START
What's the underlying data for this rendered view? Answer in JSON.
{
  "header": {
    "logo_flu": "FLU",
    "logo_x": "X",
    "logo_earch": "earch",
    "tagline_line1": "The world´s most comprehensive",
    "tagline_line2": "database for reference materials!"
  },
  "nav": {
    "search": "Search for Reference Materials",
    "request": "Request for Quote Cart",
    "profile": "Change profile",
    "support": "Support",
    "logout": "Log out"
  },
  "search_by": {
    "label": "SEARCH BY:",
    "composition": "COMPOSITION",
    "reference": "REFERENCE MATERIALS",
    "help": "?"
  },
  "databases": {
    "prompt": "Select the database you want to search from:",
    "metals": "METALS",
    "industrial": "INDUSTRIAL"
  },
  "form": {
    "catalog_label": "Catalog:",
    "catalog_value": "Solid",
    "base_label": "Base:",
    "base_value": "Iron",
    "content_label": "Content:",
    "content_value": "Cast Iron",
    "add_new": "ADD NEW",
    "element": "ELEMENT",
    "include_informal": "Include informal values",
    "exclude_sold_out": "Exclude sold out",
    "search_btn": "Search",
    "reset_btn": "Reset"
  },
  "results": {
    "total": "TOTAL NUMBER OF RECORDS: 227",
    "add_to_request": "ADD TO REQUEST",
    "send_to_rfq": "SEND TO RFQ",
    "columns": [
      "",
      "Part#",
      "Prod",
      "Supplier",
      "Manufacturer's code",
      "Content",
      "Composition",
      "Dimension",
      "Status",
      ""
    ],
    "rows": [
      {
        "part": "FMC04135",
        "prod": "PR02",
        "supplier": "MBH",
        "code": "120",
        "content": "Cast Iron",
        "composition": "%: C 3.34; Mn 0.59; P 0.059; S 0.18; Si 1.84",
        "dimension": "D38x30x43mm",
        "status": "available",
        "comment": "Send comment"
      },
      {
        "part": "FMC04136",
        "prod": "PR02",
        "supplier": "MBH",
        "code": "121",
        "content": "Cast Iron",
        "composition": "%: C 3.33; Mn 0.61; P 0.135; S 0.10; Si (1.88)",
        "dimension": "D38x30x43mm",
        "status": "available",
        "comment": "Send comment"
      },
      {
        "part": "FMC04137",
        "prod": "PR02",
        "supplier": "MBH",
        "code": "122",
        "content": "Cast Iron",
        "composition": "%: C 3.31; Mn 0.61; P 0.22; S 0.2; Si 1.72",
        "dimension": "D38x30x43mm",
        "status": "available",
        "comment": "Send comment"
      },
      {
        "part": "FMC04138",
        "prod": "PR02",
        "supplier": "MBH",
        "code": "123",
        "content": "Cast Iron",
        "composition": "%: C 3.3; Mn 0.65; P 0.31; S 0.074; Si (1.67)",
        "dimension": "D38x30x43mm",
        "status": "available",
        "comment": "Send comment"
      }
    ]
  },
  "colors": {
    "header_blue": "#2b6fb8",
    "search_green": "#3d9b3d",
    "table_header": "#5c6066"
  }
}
END
Task description: Reproduce the records above exactly as they appear.

Exercise solution:
What's the underlying data for this rendered view? Answer in JSON.
{
  "header": {
    "logo_flu": "FLU",
    "logo_x": "X",
    "logo_earch": "earch",
    "tagline_line1": "The world´s most comprehensive",
    "tagline_line2": "database for reference materials!"
  },
  "nav": {
    "search": "Search for Reference Materials",
    "request": "Request for Quote Cart",
    "profile": "Change profile",
    "support": "Support",
    "logout": "Log out"
  },
  "search_by": {
    "label": "SEARCH BY:",
    "composition": "COMPOSITION",
    "reference": "REFERENCE MATERIALS",
    "help": "?"
  },
  "databases": {
    "prompt": "Select the database you want to search from:",
    "metals": "METALS",
    "industrial": "INDUSTRIAL"
  },
  "form": {
    "catalog_label": "Catalog:",
    "catalog_value": "Solid",
    "base_label": "Base:",
    "base_value": "Iron",
    "content_label": "Content:",
    "content_value": "Cast Iron",
    "add_new": "ADD NEW",
    "element": "ELEMENT",
    "include_informal": "Include informal values",
    "exclude_sold_out": "Exclude sold out",
    "search_btn": "Search",
    "reset_btn": "Reset"
  },
  "results": {
    "total": "TOTAL NUMBER OF RECORDS: 227",
    "add_to_request": "ADD TO REQUEST",
    "send_to_rfq": "SEND TO RFQ",
    "columns": [
      "",
      "Part#",
      "Prod",
      "Supplier",
      "Manufacturer's code",
      "Content",
      "Composition",
      "Dimension",
      "Status",
      ""
    ],
    "rows": [
      {
        "part": "FMC04135",
        "prod": "PR02",
        "supplier": "MBH",
        "code": "120",
        "content": "Cast Iron",
        "composition": "%: C 3.34; Mn 0.59; P 0.059; S 0.18; Si 1.84",
        "dimension": "D38x30x43mm",
        "status": "available",
        "comment": "Send comment"
      },
      {
        "part": "FMC04136",
        "prod": "PR02",
        "supplier": "MBH",
        "code": "121",
        "content": "Cast Iron",
        "composition": "%: C 3.33; Mn 0.61; P 0.135; S 0.10; Si (1.88)",
        "dimension": "D38x30x43mm",
        "status": "available",
        "comment": "Send comment"
      },
      {
        "part": "FMC04137",
        "prod": "PR02",
        "supplier": "MBH",
        "code": "122",
        "content": "Cast Iron",
        "composition": "%: C 3.31; Mn 0.61; P 0.22; S 0.2; Si 1.72",
        "dimension": "D38x30x43mm",
        "status": "available",
        "comment": "Send comment"
      },
      {
        "part": "FMC04138",
        "prod": "PR02",
        "supplier": "MBH",
        "code": "123",
        "content": "Cast Iron",
        "composition": "%: C 3.3; Mn 0.65; P 0.31; S 0.074; Si (1.67)",
        "dimension": "D38x30x43mm",
        "status": "available",
        "comment": "Send comment"
      }
    ]
  },
  "colors": {
    "header_blue": "#2b6fb8",
    "search_green": "#3d9b3d",
    "table_header": "#5c6066"
  }
}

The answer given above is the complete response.